_WHAT YOU SHOULD DO_
Please pick up the passage on photovoltaic glass after its final sentence and keep writing it. The data placed after the passage is separate from it.

_DOCUMENT EXCERPT_
Source: Richard Lunt - Professor at MSU 

Advantages of solar glass and efficiency challenge

Photovoltaic glass has an obvious advantage. You can place it anywhere, since it is transparent and can be integrated into any surface such as vehicles with solar roofs, smartphones or literally every glass surface you can think of.

Can you imagine being able to charge your phone or your EV vehicle battery by leaving it out in the sun for a few hours?

However, in truth, how efficient may PV glass be?

Sadly, it couldn’t be that simple or else we would be seeing deployment of PV glass in every possible glass surface there is.

The efficiency of a solar cell is the amount of electrical power coming out of the cell compared to the energy from the light shining on it. However, if the average PV module market is still working on improving its efficiencies (current average of 15-20% monofacial and 25% for bifacial modules), PV glass in comparison holds a fraction of normal modules generating capacity with something between 7% and 10%.

Additionally, we must take into account that the more transparent it is, the less efficient it gets.

Nevertheless, the performance disadvantage can be overridden by the fact that the available surface area for glass is larger, thus reducing the difference between one and the other technologies.

How has it evolved and prospects?

The future of photovoltaic glass lies in increasing its commercialization deployment to reduce costs, while improving a combination of efficiency and transparency.

The market for BIPV solutions has entered into a very interesting stage. It has already shifted from the early-adopters to a wide range of customers and markets.

_SUPPLIED INFORMATION_
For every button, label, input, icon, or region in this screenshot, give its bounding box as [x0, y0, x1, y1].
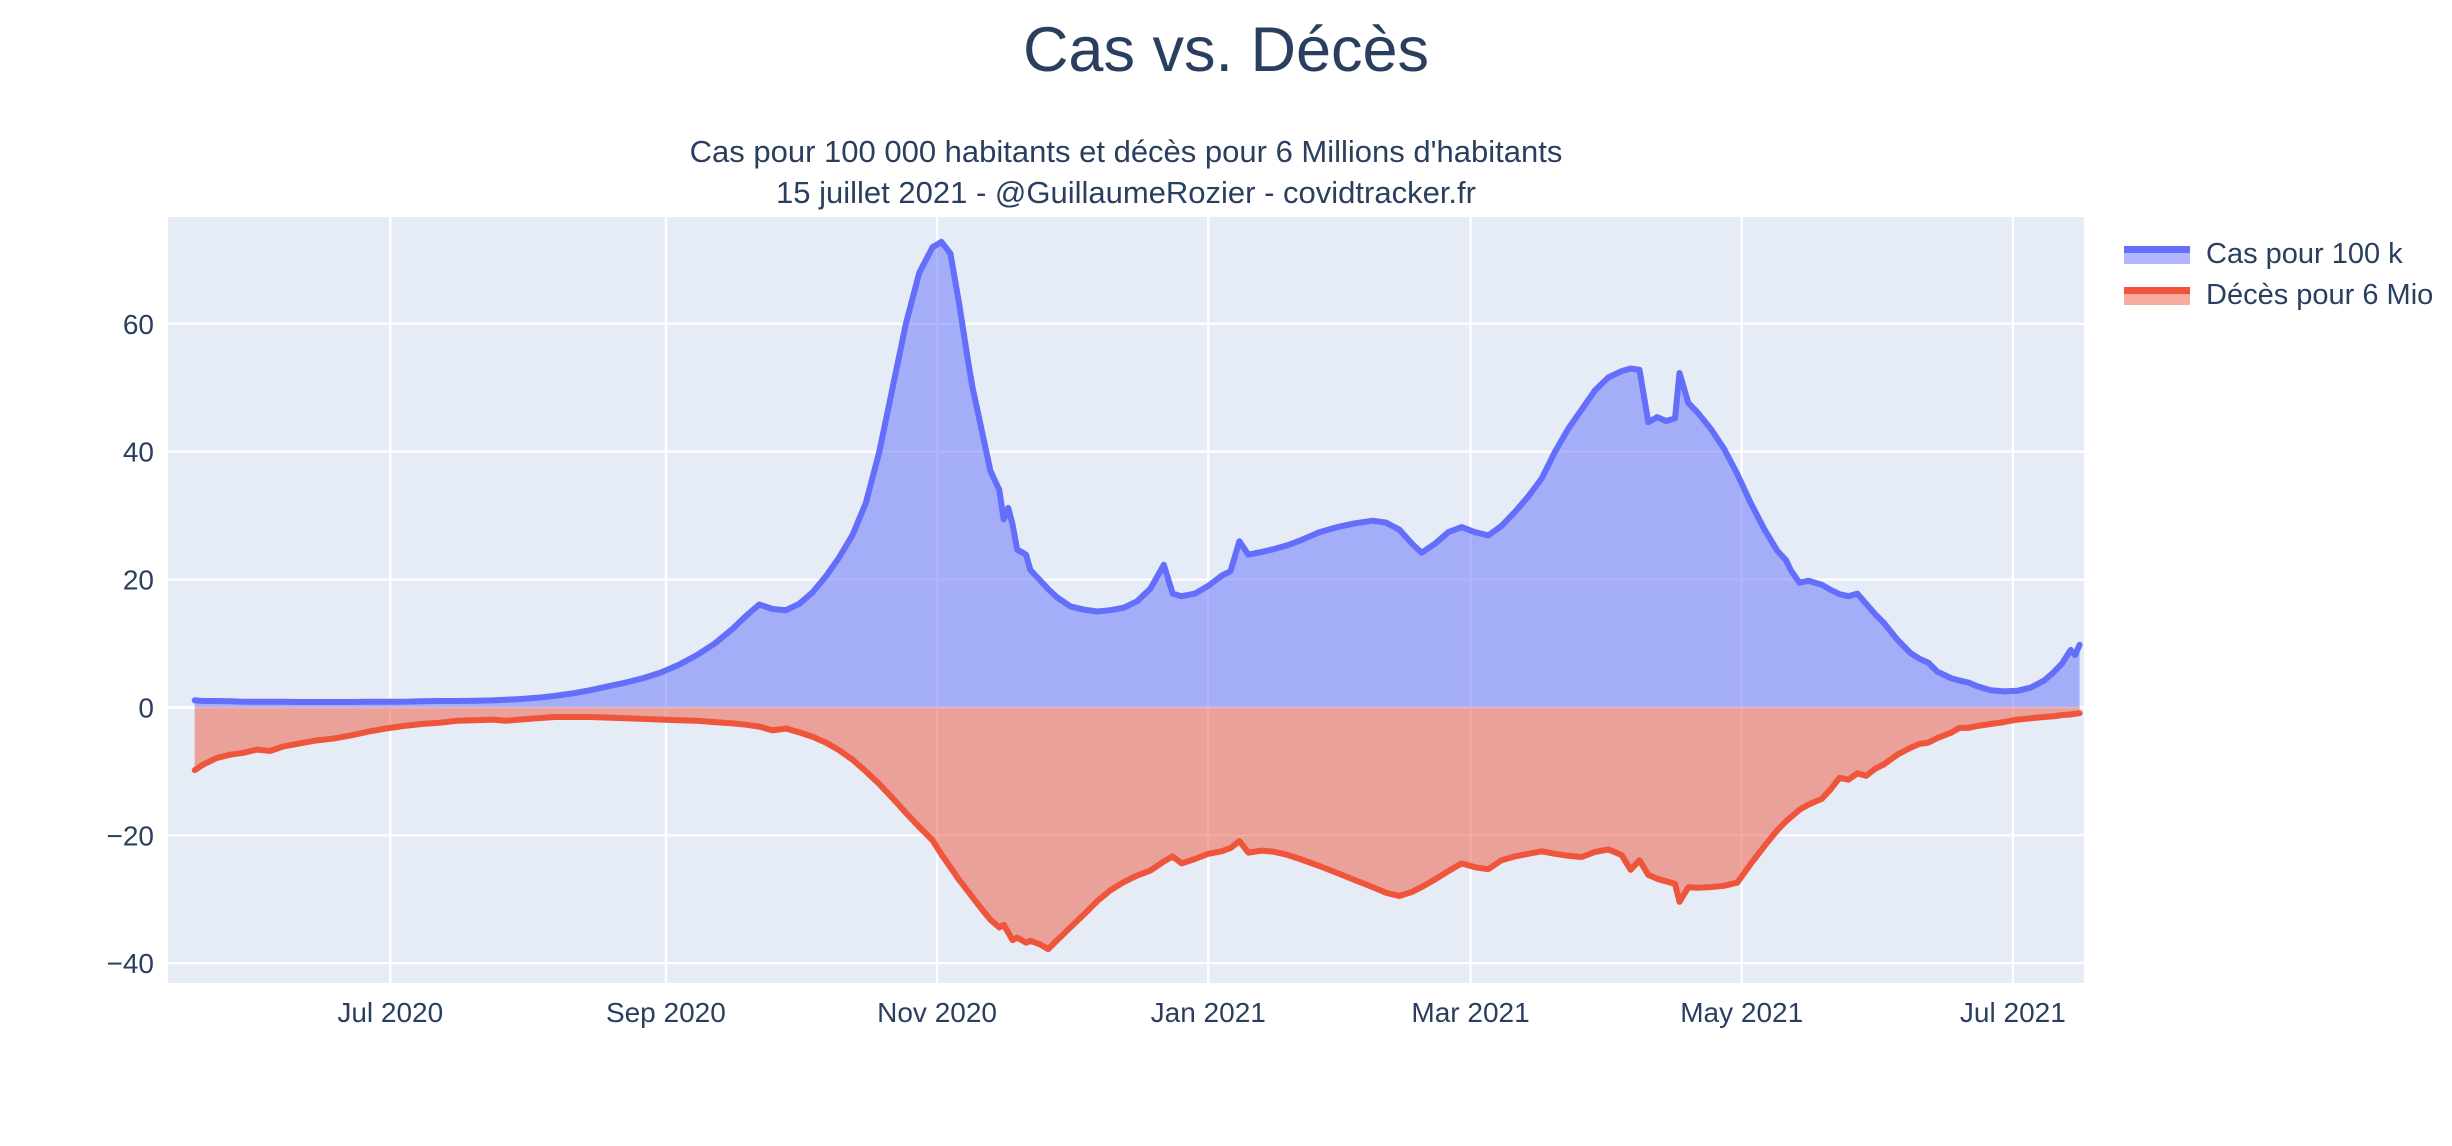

_TASK RESULT_
The rise in demand for renewable energy is expected to offer growth opportunities to the market, however the global solar PV glass market is yet to explore its full potential.

According to Richard Lunt, Professor of Chemical Engineering and Materials Science at MSU, clear solar panels have a similar power-generation potential as rooftop solar, along with additional applications to improve the efficiency of buildings, cars and mobile devices.

An estimation of PV glass potential in the U.S. revealed that the country alone might count with about 5 to 7 billion square meters of glass surface at present which, with solar panel technology, could potentially meet about 40% of the country’s annual energy demand.

We shouldn’t forget however that developing PV glass technologies in complementarity with other intermittent renewable energy sources, must come with the evolution of storage technologies to avoid grid instabilities.

All in all, the industry is living a good momentum with design teams looking to optimize energy efficiency in buildings to generate clean power on-site, and ultimately to decrease the building’s carbon footprint. Additionally, the right policies have been put into action to meet the greenhouse gas emissions, and energy efficiency targets worldwide.

We hope to see a quicker deployment of amazing technologies such as PV glass, do you?